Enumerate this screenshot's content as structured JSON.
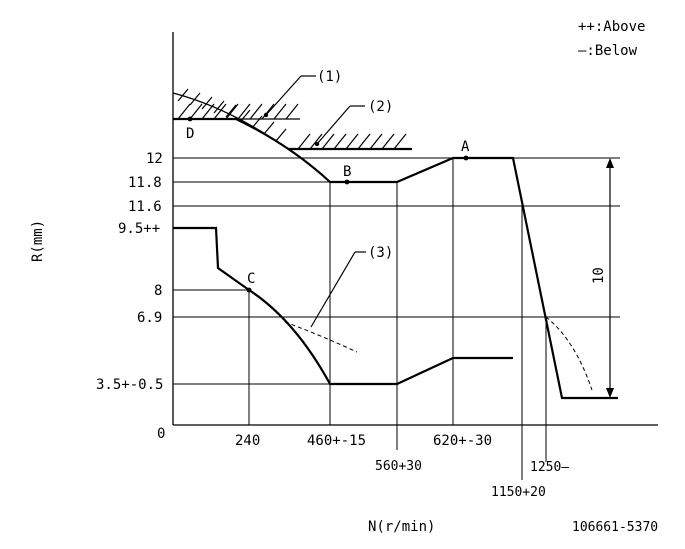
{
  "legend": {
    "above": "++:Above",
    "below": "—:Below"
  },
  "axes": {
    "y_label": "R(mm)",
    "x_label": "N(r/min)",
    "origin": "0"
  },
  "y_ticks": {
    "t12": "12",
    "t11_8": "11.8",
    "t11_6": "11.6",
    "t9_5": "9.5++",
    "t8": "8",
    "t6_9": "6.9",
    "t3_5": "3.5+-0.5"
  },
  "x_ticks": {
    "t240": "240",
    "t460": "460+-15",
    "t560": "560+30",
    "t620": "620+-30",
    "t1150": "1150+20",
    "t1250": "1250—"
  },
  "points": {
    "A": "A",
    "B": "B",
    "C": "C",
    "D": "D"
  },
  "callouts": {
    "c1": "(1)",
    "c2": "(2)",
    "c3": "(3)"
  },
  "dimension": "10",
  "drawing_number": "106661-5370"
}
--
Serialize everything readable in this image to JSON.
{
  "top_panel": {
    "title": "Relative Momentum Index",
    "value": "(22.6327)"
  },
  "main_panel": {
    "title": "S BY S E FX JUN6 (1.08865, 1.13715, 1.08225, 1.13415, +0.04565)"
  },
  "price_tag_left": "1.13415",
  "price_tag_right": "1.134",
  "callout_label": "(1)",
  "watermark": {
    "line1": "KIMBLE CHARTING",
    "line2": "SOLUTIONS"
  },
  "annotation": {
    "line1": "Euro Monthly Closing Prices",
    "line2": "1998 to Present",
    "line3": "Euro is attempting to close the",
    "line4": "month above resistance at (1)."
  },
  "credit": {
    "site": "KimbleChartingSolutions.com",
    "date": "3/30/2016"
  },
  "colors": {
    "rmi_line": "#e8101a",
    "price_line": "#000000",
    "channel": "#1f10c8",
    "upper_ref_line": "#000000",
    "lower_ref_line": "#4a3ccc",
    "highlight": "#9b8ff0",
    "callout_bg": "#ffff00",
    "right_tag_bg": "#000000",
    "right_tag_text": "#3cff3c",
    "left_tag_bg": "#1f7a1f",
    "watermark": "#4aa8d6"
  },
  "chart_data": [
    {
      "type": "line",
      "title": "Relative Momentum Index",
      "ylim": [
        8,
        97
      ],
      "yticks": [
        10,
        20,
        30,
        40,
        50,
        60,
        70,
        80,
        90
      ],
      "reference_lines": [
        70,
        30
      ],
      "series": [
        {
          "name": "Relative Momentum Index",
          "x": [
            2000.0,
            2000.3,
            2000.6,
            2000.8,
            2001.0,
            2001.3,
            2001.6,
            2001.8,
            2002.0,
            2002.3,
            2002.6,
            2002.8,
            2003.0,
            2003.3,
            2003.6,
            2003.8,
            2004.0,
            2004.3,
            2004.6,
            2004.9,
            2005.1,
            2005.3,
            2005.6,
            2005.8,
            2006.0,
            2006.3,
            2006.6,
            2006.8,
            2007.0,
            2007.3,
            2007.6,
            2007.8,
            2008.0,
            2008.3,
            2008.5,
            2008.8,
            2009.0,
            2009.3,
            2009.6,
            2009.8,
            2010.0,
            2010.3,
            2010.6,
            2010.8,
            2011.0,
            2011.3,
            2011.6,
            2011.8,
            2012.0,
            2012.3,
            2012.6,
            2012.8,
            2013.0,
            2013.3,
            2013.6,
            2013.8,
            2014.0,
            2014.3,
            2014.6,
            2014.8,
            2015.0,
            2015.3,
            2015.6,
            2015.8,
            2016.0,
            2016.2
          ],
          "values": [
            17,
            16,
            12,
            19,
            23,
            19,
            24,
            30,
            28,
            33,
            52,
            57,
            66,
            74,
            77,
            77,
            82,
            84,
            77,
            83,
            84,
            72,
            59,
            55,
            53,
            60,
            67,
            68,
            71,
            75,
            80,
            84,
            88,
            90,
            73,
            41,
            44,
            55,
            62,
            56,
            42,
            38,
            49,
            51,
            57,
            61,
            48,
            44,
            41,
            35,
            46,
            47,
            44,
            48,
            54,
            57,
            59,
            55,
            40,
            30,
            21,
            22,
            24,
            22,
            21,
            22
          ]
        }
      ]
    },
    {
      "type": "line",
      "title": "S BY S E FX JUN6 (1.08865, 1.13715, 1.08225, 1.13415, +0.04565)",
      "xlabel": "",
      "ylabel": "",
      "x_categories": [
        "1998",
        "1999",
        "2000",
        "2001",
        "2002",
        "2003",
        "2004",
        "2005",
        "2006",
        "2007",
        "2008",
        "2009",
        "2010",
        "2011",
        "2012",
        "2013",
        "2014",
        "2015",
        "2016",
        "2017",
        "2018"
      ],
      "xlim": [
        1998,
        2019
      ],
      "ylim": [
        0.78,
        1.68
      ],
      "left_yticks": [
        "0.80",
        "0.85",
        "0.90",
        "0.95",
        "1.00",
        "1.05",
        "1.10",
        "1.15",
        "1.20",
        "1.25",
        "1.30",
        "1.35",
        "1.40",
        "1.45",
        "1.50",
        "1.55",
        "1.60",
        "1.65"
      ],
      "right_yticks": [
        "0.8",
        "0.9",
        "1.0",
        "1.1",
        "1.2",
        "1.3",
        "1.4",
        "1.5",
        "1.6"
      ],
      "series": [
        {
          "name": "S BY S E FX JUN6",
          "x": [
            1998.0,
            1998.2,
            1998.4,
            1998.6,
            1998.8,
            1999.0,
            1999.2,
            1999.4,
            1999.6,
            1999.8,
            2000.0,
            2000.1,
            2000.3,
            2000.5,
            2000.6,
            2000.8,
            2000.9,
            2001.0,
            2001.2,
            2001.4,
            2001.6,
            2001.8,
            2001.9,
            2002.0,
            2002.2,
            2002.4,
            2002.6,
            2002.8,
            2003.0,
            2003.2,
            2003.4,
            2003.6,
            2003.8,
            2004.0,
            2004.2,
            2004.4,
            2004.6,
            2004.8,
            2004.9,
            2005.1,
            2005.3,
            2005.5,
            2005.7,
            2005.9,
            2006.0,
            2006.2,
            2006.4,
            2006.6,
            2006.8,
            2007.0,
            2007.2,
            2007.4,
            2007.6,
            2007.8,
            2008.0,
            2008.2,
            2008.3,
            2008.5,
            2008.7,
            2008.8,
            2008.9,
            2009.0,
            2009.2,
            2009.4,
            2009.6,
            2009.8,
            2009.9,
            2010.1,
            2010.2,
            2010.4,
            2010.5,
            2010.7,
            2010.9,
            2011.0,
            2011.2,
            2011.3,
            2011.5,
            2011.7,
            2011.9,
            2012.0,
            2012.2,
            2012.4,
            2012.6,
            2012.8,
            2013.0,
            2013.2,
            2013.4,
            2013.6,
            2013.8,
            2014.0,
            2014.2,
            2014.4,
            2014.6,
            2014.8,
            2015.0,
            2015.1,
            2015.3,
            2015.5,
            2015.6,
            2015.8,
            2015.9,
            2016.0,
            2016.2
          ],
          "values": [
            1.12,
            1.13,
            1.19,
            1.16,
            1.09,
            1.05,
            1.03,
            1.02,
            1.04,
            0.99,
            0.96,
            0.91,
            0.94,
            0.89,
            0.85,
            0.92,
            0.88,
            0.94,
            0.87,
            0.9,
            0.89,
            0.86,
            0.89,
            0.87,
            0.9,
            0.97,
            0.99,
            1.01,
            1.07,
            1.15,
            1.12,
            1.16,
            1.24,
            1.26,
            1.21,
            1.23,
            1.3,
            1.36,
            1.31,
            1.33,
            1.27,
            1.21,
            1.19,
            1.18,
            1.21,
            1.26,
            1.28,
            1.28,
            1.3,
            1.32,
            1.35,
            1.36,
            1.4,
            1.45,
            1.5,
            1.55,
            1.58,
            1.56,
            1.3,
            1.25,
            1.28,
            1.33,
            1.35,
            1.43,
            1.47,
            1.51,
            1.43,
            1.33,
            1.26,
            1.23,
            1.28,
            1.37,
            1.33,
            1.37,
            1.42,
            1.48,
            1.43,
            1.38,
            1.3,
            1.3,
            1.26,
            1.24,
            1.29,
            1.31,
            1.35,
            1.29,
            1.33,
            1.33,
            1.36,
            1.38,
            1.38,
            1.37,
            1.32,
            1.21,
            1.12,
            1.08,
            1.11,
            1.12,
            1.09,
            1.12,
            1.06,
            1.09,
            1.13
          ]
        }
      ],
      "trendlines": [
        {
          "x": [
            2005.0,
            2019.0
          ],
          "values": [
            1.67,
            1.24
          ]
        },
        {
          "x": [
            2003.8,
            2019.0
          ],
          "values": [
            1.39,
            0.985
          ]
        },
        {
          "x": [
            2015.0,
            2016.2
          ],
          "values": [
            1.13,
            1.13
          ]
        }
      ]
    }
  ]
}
--
**DIRECTIONS:** Write down every line of the data above that includes the string "Index".

**EXERCISE SOLUTION:**
    "title": "Relative Momentum Index",
      "title": "Relative Momentum Index",
          "name": "Relative Momentum Index",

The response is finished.